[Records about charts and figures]
★ ★ ★ ★ ★ ★ ★
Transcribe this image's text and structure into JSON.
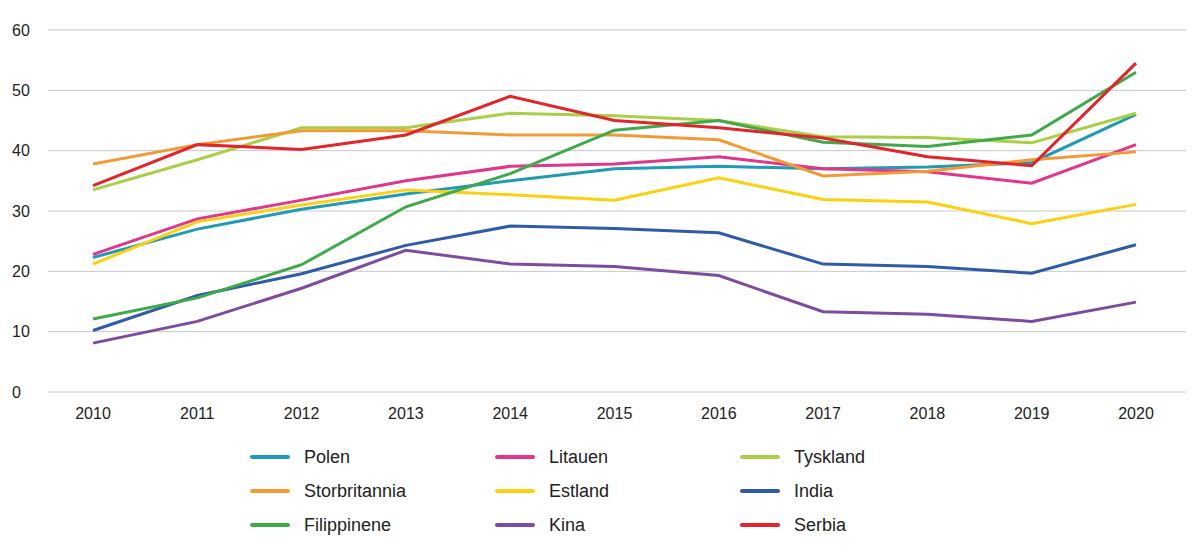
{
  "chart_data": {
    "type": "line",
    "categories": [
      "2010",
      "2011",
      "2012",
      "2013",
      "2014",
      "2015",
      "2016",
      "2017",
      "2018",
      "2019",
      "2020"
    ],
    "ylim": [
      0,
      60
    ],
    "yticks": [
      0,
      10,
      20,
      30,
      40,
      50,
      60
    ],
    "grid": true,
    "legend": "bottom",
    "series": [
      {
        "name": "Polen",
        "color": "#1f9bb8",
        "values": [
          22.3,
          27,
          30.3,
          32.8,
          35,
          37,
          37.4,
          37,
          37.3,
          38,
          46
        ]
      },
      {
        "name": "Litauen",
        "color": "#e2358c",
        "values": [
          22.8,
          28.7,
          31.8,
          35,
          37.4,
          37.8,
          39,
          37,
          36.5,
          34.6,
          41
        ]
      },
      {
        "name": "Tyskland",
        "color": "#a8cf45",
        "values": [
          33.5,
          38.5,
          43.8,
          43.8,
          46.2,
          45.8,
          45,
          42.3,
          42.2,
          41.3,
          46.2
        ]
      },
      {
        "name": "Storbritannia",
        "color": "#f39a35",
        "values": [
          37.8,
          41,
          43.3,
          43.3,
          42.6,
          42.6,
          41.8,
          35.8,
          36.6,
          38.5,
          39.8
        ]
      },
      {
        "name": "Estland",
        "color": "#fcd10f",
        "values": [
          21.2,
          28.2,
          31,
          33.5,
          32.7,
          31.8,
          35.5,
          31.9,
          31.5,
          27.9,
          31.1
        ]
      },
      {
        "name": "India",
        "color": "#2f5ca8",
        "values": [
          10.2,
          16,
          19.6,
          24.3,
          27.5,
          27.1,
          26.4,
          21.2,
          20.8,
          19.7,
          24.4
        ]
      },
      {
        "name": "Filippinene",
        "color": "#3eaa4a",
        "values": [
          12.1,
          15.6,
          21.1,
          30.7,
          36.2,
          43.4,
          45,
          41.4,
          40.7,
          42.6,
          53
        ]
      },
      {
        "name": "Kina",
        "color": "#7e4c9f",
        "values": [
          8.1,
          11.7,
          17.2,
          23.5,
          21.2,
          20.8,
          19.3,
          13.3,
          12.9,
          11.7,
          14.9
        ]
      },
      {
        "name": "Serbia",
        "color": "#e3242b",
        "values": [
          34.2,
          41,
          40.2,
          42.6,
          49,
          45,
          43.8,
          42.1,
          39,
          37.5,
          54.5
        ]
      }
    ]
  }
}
★ ★ ★ ★ ★ ★ ★
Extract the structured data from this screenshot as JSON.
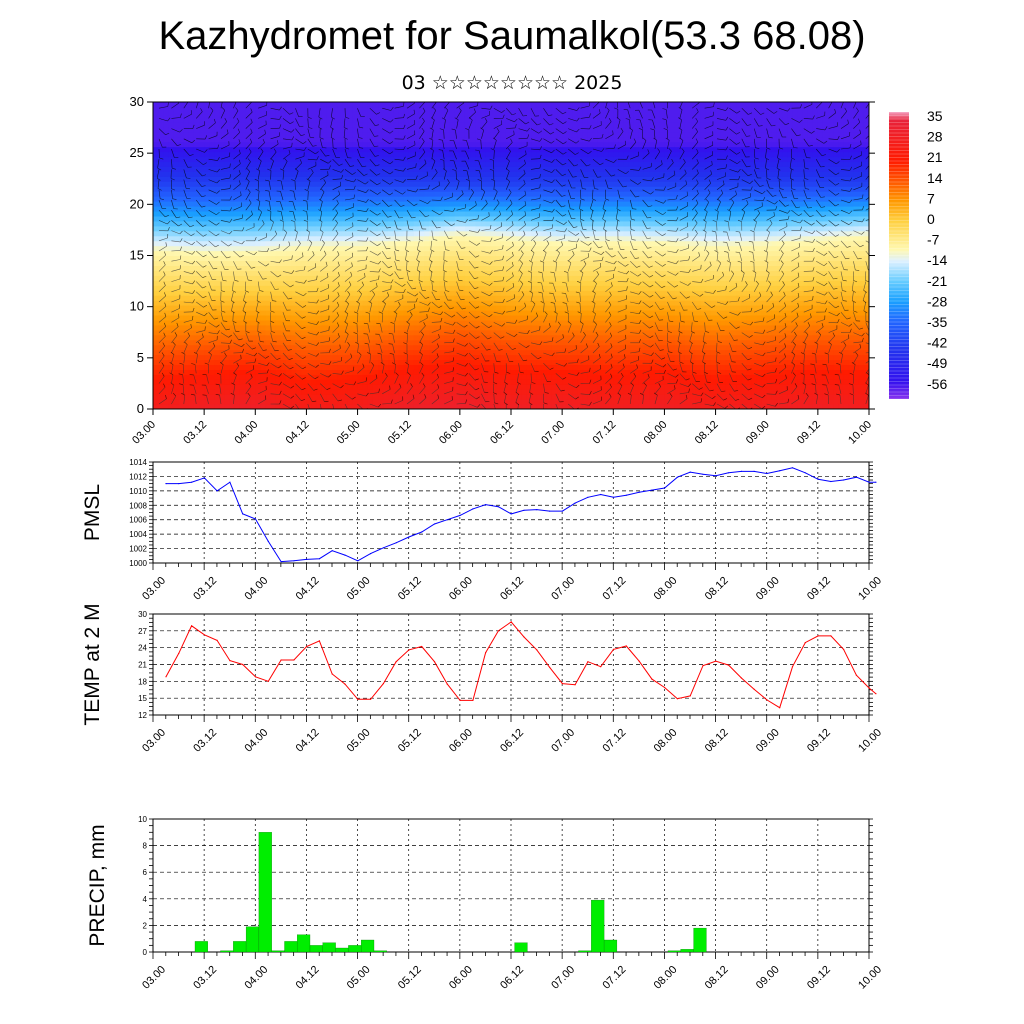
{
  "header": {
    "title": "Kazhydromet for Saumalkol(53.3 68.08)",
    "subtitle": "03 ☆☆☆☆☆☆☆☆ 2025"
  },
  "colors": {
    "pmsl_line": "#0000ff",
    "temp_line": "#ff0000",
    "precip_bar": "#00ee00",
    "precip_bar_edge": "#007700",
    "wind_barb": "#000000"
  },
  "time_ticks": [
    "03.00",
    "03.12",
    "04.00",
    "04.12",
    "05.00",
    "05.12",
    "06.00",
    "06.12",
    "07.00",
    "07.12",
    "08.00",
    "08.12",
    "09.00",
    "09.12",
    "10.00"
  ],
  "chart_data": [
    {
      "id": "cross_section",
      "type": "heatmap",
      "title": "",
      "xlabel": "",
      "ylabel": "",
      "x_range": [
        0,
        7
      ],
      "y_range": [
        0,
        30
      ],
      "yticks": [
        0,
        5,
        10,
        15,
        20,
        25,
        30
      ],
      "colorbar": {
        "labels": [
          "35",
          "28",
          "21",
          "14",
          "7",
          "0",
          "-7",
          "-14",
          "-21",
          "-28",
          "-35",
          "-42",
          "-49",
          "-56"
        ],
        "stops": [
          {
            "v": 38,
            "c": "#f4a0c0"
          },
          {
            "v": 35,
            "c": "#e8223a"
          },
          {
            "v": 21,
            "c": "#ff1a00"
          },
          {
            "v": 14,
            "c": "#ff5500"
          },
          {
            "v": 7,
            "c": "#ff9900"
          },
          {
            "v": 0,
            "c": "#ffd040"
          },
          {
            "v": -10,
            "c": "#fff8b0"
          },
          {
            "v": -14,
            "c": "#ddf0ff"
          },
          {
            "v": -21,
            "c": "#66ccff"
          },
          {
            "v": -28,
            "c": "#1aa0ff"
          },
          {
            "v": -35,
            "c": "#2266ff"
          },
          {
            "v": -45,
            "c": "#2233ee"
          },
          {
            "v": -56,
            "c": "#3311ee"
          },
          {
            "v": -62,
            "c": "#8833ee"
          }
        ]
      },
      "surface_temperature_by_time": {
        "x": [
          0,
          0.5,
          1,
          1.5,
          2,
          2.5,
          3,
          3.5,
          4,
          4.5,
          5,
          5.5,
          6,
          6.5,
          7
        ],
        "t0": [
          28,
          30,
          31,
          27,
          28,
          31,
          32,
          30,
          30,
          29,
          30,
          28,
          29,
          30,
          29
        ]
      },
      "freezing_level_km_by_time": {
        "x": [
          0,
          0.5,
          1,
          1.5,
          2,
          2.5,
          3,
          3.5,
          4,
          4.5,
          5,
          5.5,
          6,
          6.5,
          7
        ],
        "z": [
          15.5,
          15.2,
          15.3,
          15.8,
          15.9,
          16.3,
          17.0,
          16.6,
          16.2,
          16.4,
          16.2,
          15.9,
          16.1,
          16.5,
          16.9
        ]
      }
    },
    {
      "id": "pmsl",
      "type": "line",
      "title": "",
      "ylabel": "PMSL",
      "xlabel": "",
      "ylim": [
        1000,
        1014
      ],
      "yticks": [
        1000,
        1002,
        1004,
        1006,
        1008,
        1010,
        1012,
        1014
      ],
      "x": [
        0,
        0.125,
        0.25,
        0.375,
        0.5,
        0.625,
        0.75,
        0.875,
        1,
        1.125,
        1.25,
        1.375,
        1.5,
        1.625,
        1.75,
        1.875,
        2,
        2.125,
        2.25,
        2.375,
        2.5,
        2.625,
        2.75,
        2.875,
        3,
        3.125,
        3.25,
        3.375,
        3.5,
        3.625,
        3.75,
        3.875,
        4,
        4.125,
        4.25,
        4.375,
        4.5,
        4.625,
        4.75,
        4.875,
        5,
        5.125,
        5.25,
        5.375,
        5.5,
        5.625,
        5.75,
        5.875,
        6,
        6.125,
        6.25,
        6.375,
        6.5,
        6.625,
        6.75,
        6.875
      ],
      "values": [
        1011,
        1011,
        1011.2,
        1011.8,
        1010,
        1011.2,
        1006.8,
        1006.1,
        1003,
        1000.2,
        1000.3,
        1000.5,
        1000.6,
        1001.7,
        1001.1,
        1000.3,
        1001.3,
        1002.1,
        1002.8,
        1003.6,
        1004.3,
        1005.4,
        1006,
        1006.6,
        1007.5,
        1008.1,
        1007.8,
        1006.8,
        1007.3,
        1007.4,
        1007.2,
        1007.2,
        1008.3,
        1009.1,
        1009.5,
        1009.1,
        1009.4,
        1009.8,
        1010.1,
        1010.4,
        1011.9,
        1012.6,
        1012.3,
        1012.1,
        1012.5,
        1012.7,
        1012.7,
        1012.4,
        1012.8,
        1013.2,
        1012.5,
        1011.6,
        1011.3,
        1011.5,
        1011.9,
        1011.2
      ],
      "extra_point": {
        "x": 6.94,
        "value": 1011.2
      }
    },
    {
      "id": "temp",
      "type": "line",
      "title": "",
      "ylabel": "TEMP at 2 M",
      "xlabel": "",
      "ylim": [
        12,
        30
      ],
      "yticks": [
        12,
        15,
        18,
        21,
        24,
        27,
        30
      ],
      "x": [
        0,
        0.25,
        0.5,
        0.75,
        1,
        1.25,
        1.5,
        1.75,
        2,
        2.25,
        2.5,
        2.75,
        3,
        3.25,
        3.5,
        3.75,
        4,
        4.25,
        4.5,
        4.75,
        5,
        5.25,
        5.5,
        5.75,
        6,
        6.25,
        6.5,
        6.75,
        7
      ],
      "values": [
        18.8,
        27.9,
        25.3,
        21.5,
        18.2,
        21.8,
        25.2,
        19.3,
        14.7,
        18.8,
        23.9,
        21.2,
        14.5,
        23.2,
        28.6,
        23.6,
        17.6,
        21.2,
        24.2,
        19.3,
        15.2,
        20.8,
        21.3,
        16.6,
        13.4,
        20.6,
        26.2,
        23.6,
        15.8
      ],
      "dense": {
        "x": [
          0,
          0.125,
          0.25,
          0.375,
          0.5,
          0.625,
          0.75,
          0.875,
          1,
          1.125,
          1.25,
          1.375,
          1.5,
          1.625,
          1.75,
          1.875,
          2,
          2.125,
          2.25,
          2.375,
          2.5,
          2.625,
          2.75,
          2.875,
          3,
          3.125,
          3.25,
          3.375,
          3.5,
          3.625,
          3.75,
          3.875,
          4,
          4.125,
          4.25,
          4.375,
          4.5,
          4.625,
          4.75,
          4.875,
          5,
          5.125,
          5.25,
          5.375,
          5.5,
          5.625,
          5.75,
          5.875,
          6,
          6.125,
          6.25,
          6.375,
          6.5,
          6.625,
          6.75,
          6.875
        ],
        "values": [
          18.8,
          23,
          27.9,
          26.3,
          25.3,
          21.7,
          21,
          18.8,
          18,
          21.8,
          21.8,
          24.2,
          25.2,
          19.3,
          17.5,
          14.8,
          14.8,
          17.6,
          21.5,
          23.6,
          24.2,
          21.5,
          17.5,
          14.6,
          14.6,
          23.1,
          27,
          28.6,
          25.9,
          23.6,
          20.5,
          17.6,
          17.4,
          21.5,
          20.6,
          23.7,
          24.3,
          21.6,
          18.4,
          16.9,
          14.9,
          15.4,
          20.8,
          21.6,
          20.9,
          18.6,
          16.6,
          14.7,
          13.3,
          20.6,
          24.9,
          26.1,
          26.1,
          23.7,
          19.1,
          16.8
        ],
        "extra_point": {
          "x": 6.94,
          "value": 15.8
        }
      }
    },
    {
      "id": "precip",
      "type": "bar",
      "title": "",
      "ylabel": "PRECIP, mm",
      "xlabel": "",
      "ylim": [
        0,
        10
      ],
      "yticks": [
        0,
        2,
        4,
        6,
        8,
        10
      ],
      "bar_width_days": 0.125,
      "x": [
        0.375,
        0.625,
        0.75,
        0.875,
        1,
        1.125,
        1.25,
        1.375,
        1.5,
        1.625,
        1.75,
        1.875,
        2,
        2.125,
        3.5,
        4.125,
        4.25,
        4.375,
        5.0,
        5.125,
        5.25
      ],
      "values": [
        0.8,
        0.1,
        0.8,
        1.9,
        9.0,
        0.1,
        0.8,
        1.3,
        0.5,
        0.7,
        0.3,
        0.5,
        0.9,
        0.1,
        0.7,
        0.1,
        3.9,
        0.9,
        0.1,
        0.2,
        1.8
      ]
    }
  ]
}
★ ★ ★ ★ ★ ★ ★
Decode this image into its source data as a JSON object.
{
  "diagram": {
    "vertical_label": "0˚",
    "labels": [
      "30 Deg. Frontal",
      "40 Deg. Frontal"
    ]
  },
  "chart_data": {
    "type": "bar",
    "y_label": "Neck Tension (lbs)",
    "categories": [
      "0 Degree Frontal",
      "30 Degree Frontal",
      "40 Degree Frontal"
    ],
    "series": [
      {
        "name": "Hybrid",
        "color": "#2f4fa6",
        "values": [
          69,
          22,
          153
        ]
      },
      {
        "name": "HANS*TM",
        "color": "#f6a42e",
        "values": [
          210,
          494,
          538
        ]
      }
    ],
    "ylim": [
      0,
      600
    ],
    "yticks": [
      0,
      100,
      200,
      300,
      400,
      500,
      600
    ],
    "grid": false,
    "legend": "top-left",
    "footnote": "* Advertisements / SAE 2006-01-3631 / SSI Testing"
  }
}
★ ★ ★ ★ ★ ★ ★
Exercise task: Count the lines of the data that include the string "Frontal", and give only that number.

Reply to the exercise: 5